> **Problem requirements**: Only lines holding the word "JSON" should be copied from the material.

> **Dataset records**:
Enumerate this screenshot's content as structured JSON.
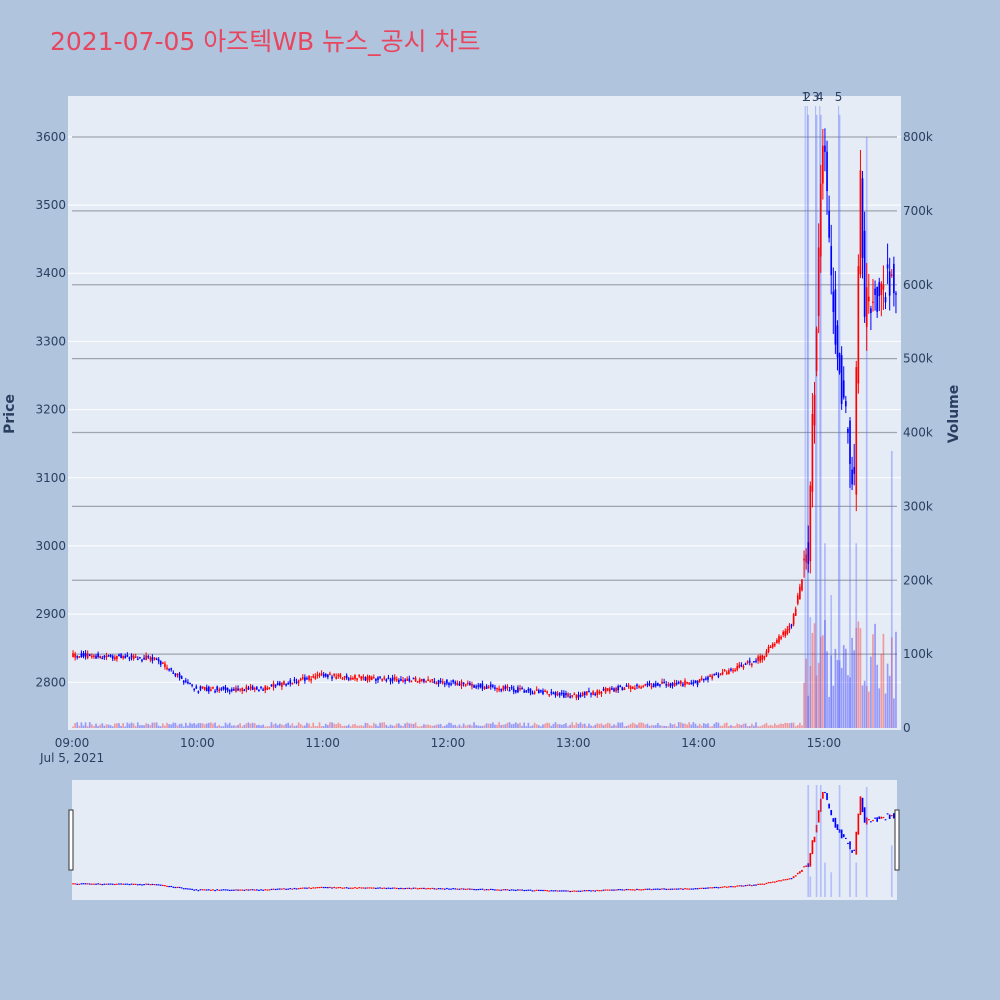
{
  "title": "2021-07-05 아즈텍WB 뉴스_공시 차트",
  "chart_data": {
    "type": "candlestick",
    "ylabel": "Price",
    "y2label": "Volume",
    "price_ticks": [
      2800,
      2900,
      3000,
      3100,
      3200,
      3300,
      3400,
      3500,
      3600
    ],
    "volume_ticks": [
      {
        "v": 0,
        "label": "0"
      },
      {
        "v": 100000,
        "label": "100k"
      },
      {
        "v": 200000,
        "label": "200k"
      },
      {
        "v": 300000,
        "label": "300k"
      },
      {
        "v": 400000,
        "label": "400k"
      },
      {
        "v": 500000,
        "label": "500k"
      },
      {
        "v": 600000,
        "label": "600k"
      },
      {
        "v": 700000,
        "label": "700k"
      },
      {
        "v": 800000,
        "label": "800k"
      }
    ],
    "x_ticks": [
      "09:00",
      "10:00",
      "11:00",
      "12:00",
      "13:00",
      "14:00",
      "15:00"
    ],
    "x_date_label": "Jul 5, 2021",
    "price_range": [
      2730,
      3660
    ],
    "volume_range": [
      0,
      800000
    ],
    "time_range": [
      "09:00",
      "15:35"
    ],
    "up_color": "#ff0000",
    "down_color": "#0000ff",
    "news_markers": [
      {
        "label": "1",
        "time": "14:52"
      },
      {
        "label": "2",
        "time": "14:53"
      },
      {
        "label": "3",
        "time": "14:57"
      },
      {
        "label": "4",
        "time": "14:59"
      },
      {
        "label": "5",
        "time": "15:08"
      }
    ],
    "key_points": [
      {
        "time": "09:00",
        "price": 2840
      },
      {
        "time": "09:40",
        "price": 2835
      },
      {
        "time": "10:00",
        "price": 2790
      },
      {
        "time": "10:30",
        "price": 2790
      },
      {
        "time": "11:00",
        "price": 2810
      },
      {
        "time": "12:00",
        "price": 2800
      },
      {
        "time": "13:00",
        "price": 2780
      },
      {
        "time": "13:30",
        "price": 2795
      },
      {
        "time": "14:00",
        "price": 2800
      },
      {
        "time": "14:30",
        "price": 2835
      },
      {
        "time": "14:45",
        "price": 2885
      },
      {
        "time": "14:53",
        "price": 2990
      },
      {
        "time": "15:00",
        "price": 3600
      },
      {
        "time": "15:05",
        "price": 3350
      },
      {
        "time": "15:10",
        "price": 3200
      },
      {
        "time": "15:15",
        "price": 3100
      },
      {
        "time": "15:18",
        "price": 3550
      },
      {
        "time": "15:20",
        "price": 3350
      },
      {
        "time": "15:30",
        "price": 3385
      }
    ],
    "volume_spikes": [
      {
        "time": "14:52",
        "volume": 830000
      },
      {
        "time": "14:53",
        "volume": 150000
      },
      {
        "time": "14:56",
        "volume": 830000
      },
      {
        "time": "14:58",
        "volume": 830000
      },
      {
        "time": "15:00",
        "volume": 250000
      },
      {
        "time": "15:03",
        "volume": 180000
      },
      {
        "time": "15:07",
        "volume": 830000
      },
      {
        "time": "15:12",
        "volume": 380000
      },
      {
        "time": "15:15",
        "volume": 250000
      },
      {
        "time": "15:20",
        "volume": 800000
      },
      {
        "time": "15:32",
        "volume": 375000
      }
    ]
  }
}
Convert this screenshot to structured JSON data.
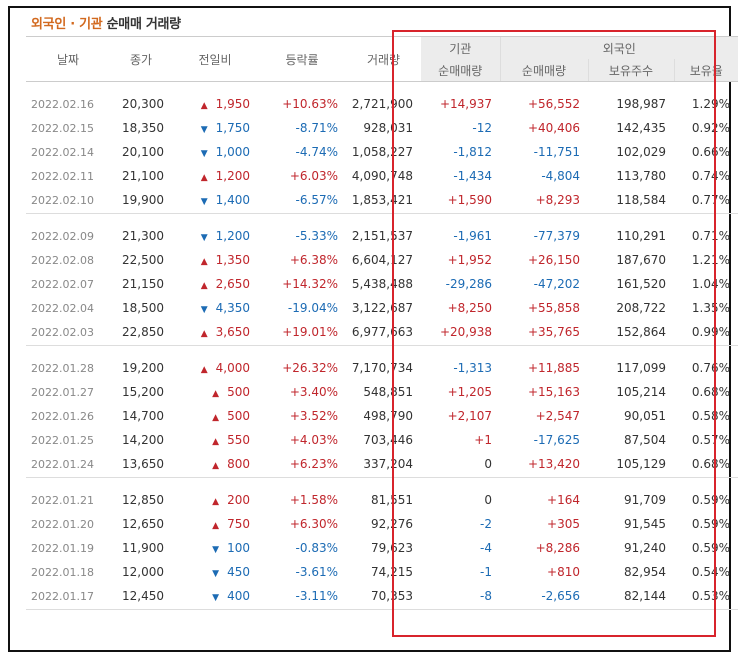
{
  "title": {
    "part1": "외국인 · 기관",
    "part2": "순매매 거래량"
  },
  "headers": {
    "date": "날짜",
    "close": "종가",
    "change": "전일비",
    "rate": "등락률",
    "volume": "거래량",
    "inst_group": "기관",
    "foreign_group": "외국인",
    "inst_net": "순매매량",
    "foreign_net": "순매매량",
    "foreign_hold": "보유주수",
    "foreign_ratio": "보유율"
  },
  "arrows": {
    "up": "▲",
    "down": "▼"
  },
  "groups": [
    {
      "rows": [
        {
          "date": "2022.02.16",
          "close": "20,300",
          "dir": "up",
          "chg": "1,950",
          "rate": "+10.63%",
          "vol": "2,721,900",
          "inst": "+14,937",
          "frgn": "+56,552",
          "hold": "198,987",
          "ratio": "1.29%"
        },
        {
          "date": "2022.02.15",
          "close": "18,350",
          "dir": "down",
          "chg": "1,750",
          "rate": "-8.71%",
          "vol": "928,031",
          "inst": "-12",
          "frgn": "+40,406",
          "hold": "142,435",
          "ratio": "0.92%"
        },
        {
          "date": "2022.02.14",
          "close": "20,100",
          "dir": "down",
          "chg": "1,000",
          "rate": "-4.74%",
          "vol": "1,058,227",
          "inst": "-1,812",
          "frgn": "-11,751",
          "hold": "102,029",
          "ratio": "0.66%"
        },
        {
          "date": "2022.02.11",
          "close": "21,100",
          "dir": "up",
          "chg": "1,200",
          "rate": "+6.03%",
          "vol": "4,090,748",
          "inst": "-1,434",
          "frgn": "-4,804",
          "hold": "113,780",
          "ratio": "0.74%"
        },
        {
          "date": "2022.02.10",
          "close": "19,900",
          "dir": "down",
          "chg": "1,400",
          "rate": "-6.57%",
          "vol": "1,853,421",
          "inst": "+1,590",
          "frgn": "+8,293",
          "hold": "118,584",
          "ratio": "0.77%"
        }
      ]
    },
    {
      "rows": [
        {
          "date": "2022.02.09",
          "close": "21,300",
          "dir": "down",
          "chg": "1,200",
          "rate": "-5.33%",
          "vol": "2,151,537",
          "inst": "-1,961",
          "frgn": "-77,379",
          "hold": "110,291",
          "ratio": "0.71%"
        },
        {
          "date": "2022.02.08",
          "close": "22,500",
          "dir": "up",
          "chg": "1,350",
          "rate": "+6.38%",
          "vol": "6,604,127",
          "inst": "+1,952",
          "frgn": "+26,150",
          "hold": "187,670",
          "ratio": "1.21%"
        },
        {
          "date": "2022.02.07",
          "close": "21,150",
          "dir": "up",
          "chg": "2,650",
          "rate": "+14.32%",
          "vol": "5,438,488",
          "inst": "-29,286",
          "frgn": "-47,202",
          "hold": "161,520",
          "ratio": "1.04%"
        },
        {
          "date": "2022.02.04",
          "close": "18,500",
          "dir": "down",
          "chg": "4,350",
          "rate": "-19.04%",
          "vol": "3,122,687",
          "inst": "+8,250",
          "frgn": "+55,858",
          "hold": "208,722",
          "ratio": "1.35%"
        },
        {
          "date": "2022.02.03",
          "close": "22,850",
          "dir": "up",
          "chg": "3,650",
          "rate": "+19.01%",
          "vol": "6,977,663",
          "inst": "+20,938",
          "frgn": "+35,765",
          "hold": "152,864",
          "ratio": "0.99%"
        }
      ]
    },
    {
      "rows": [
        {
          "date": "2022.01.28",
          "close": "19,200",
          "dir": "up",
          "chg": "4,000",
          "rate": "+26.32%",
          "vol": "7,170,734",
          "inst": "-1,313",
          "frgn": "+11,885",
          "hold": "117,099",
          "ratio": "0.76%"
        },
        {
          "date": "2022.01.27",
          "close": "15,200",
          "dir": "up",
          "chg": "500",
          "rate": "+3.40%",
          "vol": "548,851",
          "inst": "+1,205",
          "frgn": "+15,163",
          "hold": "105,214",
          "ratio": "0.68%"
        },
        {
          "date": "2022.01.26",
          "close": "14,700",
          "dir": "up",
          "chg": "500",
          "rate": "+3.52%",
          "vol": "498,790",
          "inst": "+2,107",
          "frgn": "+2,547",
          "hold": "90,051",
          "ratio": "0.58%"
        },
        {
          "date": "2022.01.25",
          "close": "14,200",
          "dir": "up",
          "chg": "550",
          "rate": "+4.03%",
          "vol": "703,446",
          "inst": "+1",
          "frgn": "-17,625",
          "hold": "87,504",
          "ratio": "0.57%"
        },
        {
          "date": "2022.01.24",
          "close": "13,650",
          "dir": "up",
          "chg": "800",
          "rate": "+6.23%",
          "vol": "337,204",
          "inst": "0",
          "frgn": "+13,420",
          "hold": "105,129",
          "ratio": "0.68%"
        }
      ]
    },
    {
      "rows": [
        {
          "date": "2022.01.21",
          "close": "12,850",
          "dir": "up",
          "chg": "200",
          "rate": "+1.58%",
          "vol": "81,551",
          "inst": "0",
          "frgn": "+164",
          "hold": "91,709",
          "ratio": "0.59%"
        },
        {
          "date": "2022.01.20",
          "close": "12,650",
          "dir": "up",
          "chg": "750",
          "rate": "+6.30%",
          "vol": "92,276",
          "inst": "-2",
          "frgn": "+305",
          "hold": "91,545",
          "ratio": "0.59%"
        },
        {
          "date": "2022.01.19",
          "close": "11,900",
          "dir": "down",
          "chg": "100",
          "rate": "-0.83%",
          "vol": "79,623",
          "inst": "-4",
          "frgn": "+8,286",
          "hold": "91,240",
          "ratio": "0.59%"
        },
        {
          "date": "2022.01.18",
          "close": "12,000",
          "dir": "down",
          "chg": "450",
          "rate": "-3.61%",
          "vol": "74,215",
          "inst": "-1",
          "frgn": "+810",
          "hold": "82,954",
          "ratio": "0.54%"
        },
        {
          "date": "2022.01.17",
          "close": "12,450",
          "dir": "down",
          "chg": "400",
          "rate": "-3.11%",
          "vol": "70,353",
          "inst": "-8",
          "frgn": "-2,656",
          "hold": "82,144",
          "ratio": "0.53%"
        }
      ]
    }
  ],
  "colors": {
    "up": "#c0262c",
    "down": "#1c6bb4",
    "title_accent": "#d2691e",
    "highlight_box": "#d8242c"
  }
}
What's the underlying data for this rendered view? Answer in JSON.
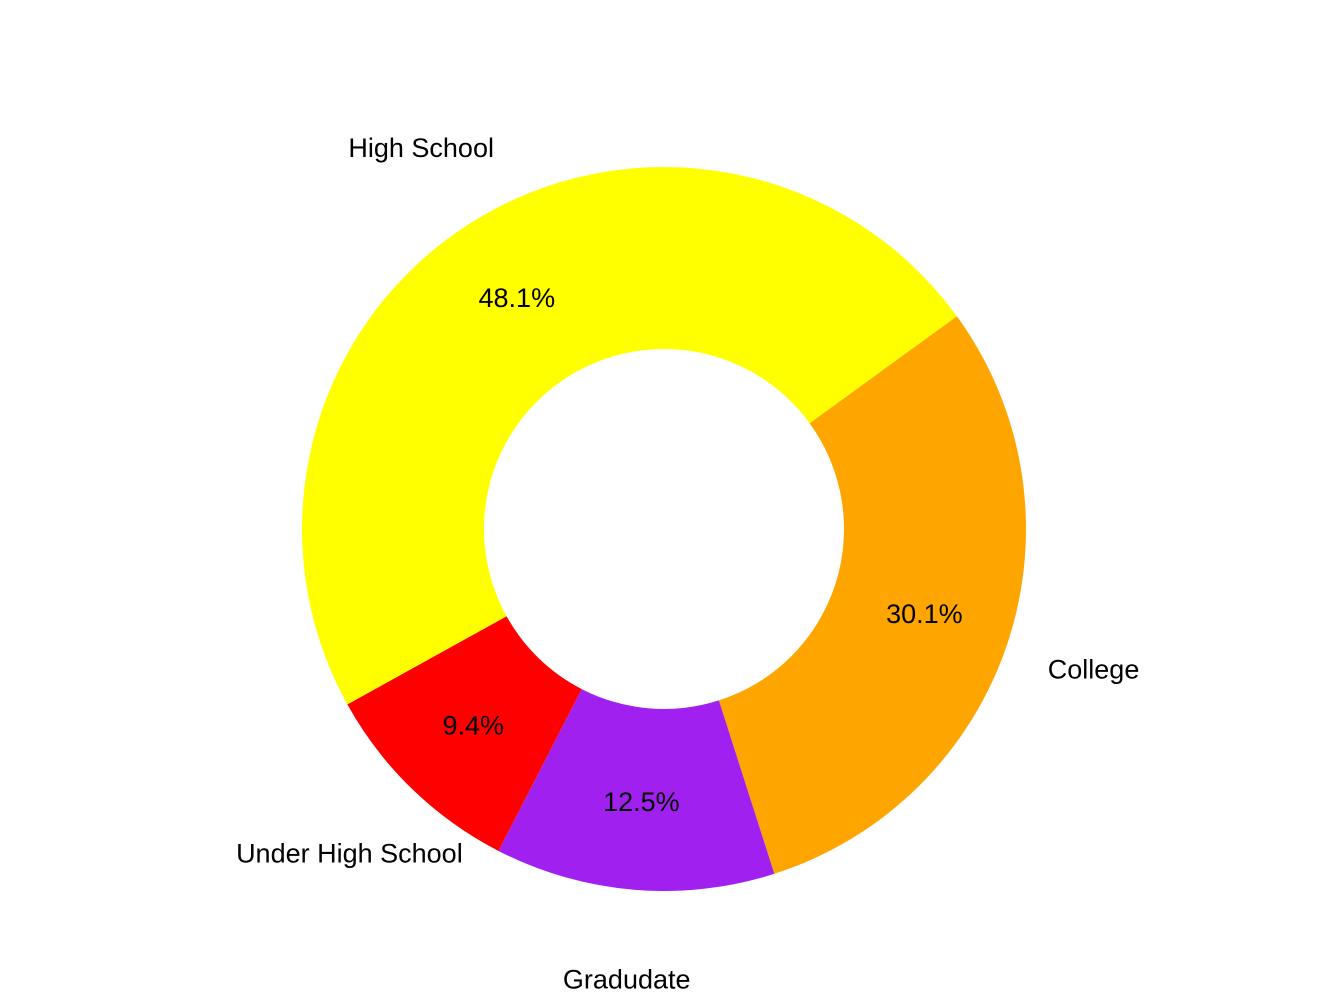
{
  "chart_data": {
    "type": "pie",
    "donut": true,
    "title": "",
    "slices": [
      {
        "label": "College",
        "value": 30.1,
        "value_label": "30.1%",
        "color": "#FFA500"
      },
      {
        "label": "Gradudate",
        "value": 12.5,
        "value_label": "12.5%",
        "color": "#A020F0"
      },
      {
        "label": "Under High School",
        "value": 9.4,
        "value_label": "9.4%",
        "color": "#FF0000"
      },
      {
        "label": "High School",
        "value": 48.1,
        "value_label": "48.1%",
        "color": "#FFFF00"
      }
    ],
    "legend": "none",
    "label_placement": "outside"
  }
}
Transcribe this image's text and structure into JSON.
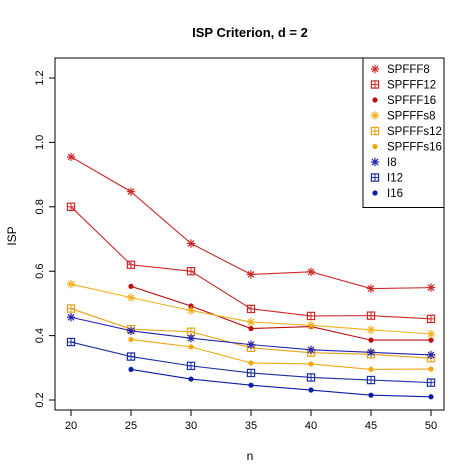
{
  "chart_data": {
    "type": "line",
    "title": "ISP Criterion, d = 2",
    "xlabel": "n",
    "ylabel": "ISP",
    "x": [
      20,
      25,
      30,
      35,
      40,
      45,
      50
    ],
    "xlim": [
      20,
      50
    ],
    "ylim": [
      0.2,
      1.2
    ],
    "xticks": [
      20,
      25,
      30,
      35,
      40,
      45,
      50
    ],
    "yticks": [
      0.2,
      0.4,
      0.6,
      0.8,
      1.0,
      1.2
    ],
    "ytick_labels": [
      "0.2",
      "0.4",
      "0.6",
      "0.8",
      "1.0",
      "1.2"
    ],
    "grid": false,
    "legend_position": "top-right",
    "series": [
      {
        "name": "SPFFF8",
        "color": "#cc2a2a",
        "marker": "asterisk",
        "values": [
          0.955,
          0.847,
          0.686,
          0.59,
          0.598,
          0.546,
          0.549
        ]
      },
      {
        "name": "SPFFF12",
        "color": "#cc2a2a",
        "marker": "square-plus",
        "values": [
          0.8,
          0.62,
          0.6,
          0.483,
          0.461,
          0.462,
          0.452
        ]
      },
      {
        "name": "SPFFF16",
        "color": "#bb0f0f",
        "marker": "dot",
        "values": [
          null,
          0.553,
          0.492,
          0.422,
          0.428,
          0.386,
          0.386
        ]
      },
      {
        "name": "SPFFFs8",
        "color": "#f0b21c",
        "marker": "asterisk",
        "values": [
          0.56,
          0.518,
          0.478,
          0.442,
          0.432,
          0.418,
          0.405
        ]
      },
      {
        "name": "SPFFFs12",
        "color": "#e5a21a",
        "marker": "square-plus",
        "values": [
          0.484,
          0.42,
          0.412,
          0.362,
          0.347,
          0.342,
          0.33
        ]
      },
      {
        "name": "SPFFFs16",
        "color": "#f0a80e",
        "marker": "dot",
        "values": [
          null,
          0.388,
          0.365,
          0.315,
          0.312,
          0.295,
          0.296
        ]
      },
      {
        "name": "I8",
        "color": "#2323b0",
        "marker": "asterisk",
        "values": [
          0.457,
          0.415,
          0.392,
          0.372,
          0.356,
          0.348,
          0.34
        ]
      },
      {
        "name": "I12",
        "color": "#1c2ea0",
        "marker": "square-plus",
        "values": [
          0.38,
          0.335,
          0.306,
          0.284,
          0.27,
          0.262,
          0.254
        ]
      },
      {
        "name": "I16",
        "color": "#0a1eaa",
        "marker": "dot",
        "values": [
          null,
          0.295,
          0.265,
          0.246,
          0.231,
          0.215,
          0.21
        ]
      }
    ]
  }
}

> **The response**:
Enumerate this screenshot's content as structured JSON.
Convert this screenshot to structured JSON data.
What's the underlying data for this rendered view? Answer in JSON.
Transcribe this image's text and structure into JSON.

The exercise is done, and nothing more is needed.